-- Exercise brief --
Below are the records; copy each line in them that holds the word "this".

-- Dataset entries --
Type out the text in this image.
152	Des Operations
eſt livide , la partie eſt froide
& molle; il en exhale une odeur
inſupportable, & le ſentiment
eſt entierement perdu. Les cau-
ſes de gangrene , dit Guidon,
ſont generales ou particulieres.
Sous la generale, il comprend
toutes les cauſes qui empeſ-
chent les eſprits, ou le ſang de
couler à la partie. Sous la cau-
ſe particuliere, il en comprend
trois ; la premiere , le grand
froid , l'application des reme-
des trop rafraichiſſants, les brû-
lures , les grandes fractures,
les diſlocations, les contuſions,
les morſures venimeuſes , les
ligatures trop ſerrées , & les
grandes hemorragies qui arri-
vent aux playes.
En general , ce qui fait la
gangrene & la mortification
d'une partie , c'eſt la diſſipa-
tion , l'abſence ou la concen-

==

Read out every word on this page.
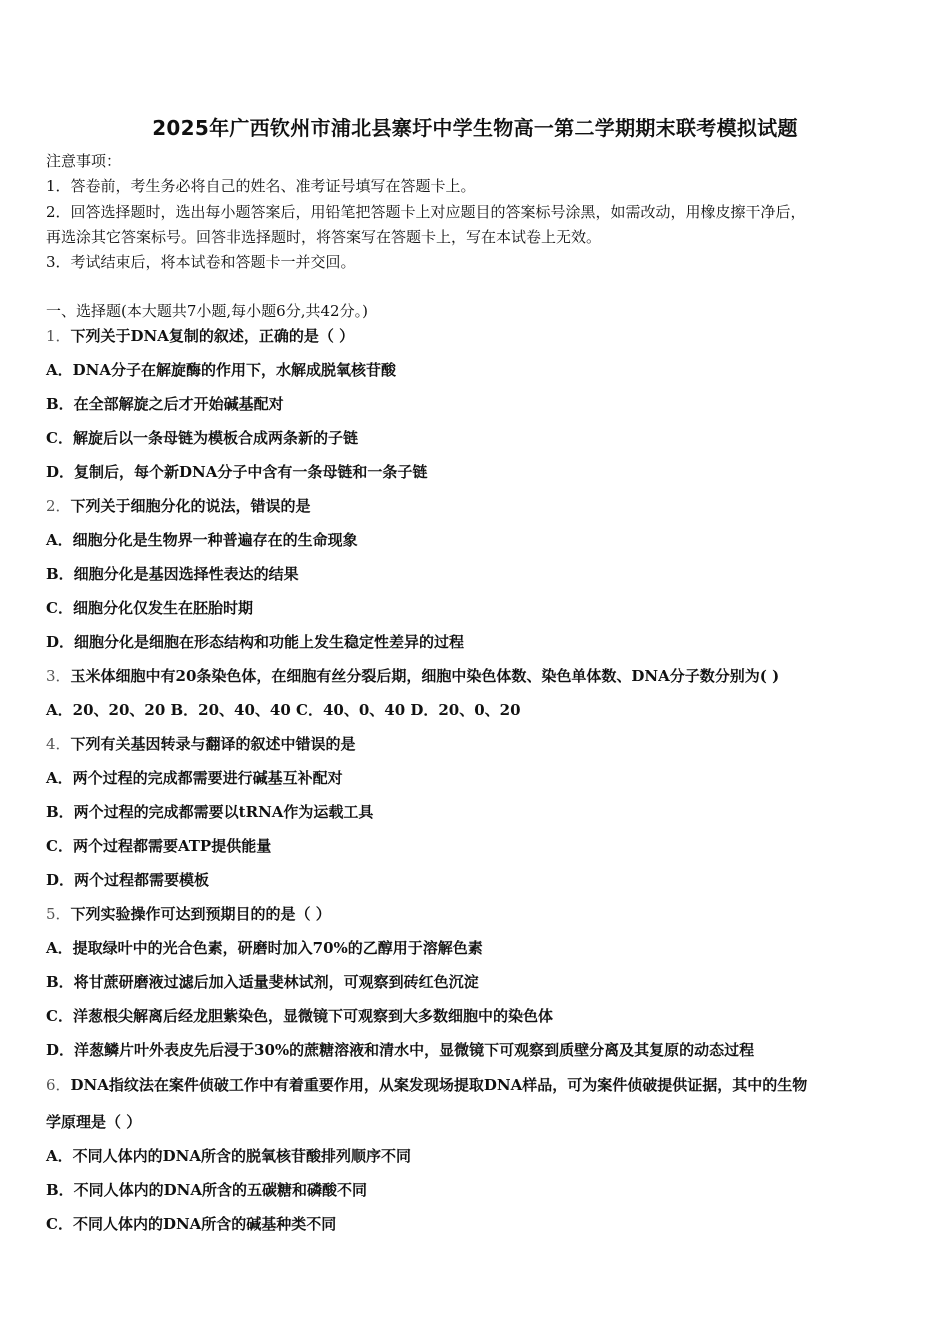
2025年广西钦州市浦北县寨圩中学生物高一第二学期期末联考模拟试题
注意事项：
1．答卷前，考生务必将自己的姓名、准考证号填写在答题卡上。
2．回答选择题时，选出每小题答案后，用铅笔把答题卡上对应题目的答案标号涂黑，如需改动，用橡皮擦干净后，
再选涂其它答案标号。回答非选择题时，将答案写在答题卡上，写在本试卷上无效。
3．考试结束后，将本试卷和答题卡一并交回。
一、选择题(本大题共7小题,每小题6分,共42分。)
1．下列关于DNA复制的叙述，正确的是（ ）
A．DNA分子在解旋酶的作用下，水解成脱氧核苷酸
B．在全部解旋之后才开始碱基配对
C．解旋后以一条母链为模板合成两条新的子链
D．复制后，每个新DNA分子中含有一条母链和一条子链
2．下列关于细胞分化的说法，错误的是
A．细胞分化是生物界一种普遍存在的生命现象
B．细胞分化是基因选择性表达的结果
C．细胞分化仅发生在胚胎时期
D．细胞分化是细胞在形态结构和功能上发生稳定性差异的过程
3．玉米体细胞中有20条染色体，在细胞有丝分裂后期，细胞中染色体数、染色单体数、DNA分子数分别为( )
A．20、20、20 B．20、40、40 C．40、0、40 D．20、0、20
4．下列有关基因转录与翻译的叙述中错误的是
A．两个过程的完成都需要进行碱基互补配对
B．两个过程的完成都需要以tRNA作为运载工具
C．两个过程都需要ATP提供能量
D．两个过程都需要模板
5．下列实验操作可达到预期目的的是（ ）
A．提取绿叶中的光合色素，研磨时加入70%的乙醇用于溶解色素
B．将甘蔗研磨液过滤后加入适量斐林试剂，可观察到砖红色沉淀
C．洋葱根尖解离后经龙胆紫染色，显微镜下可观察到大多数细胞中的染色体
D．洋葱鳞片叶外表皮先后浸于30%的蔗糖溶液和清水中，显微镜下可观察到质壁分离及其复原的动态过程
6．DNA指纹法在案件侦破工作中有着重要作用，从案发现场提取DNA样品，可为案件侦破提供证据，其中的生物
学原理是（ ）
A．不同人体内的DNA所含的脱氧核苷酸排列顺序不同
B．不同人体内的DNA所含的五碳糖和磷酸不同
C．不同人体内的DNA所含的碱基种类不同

-- Problem solution --
Type out the text in this image.
Read out every word on this page.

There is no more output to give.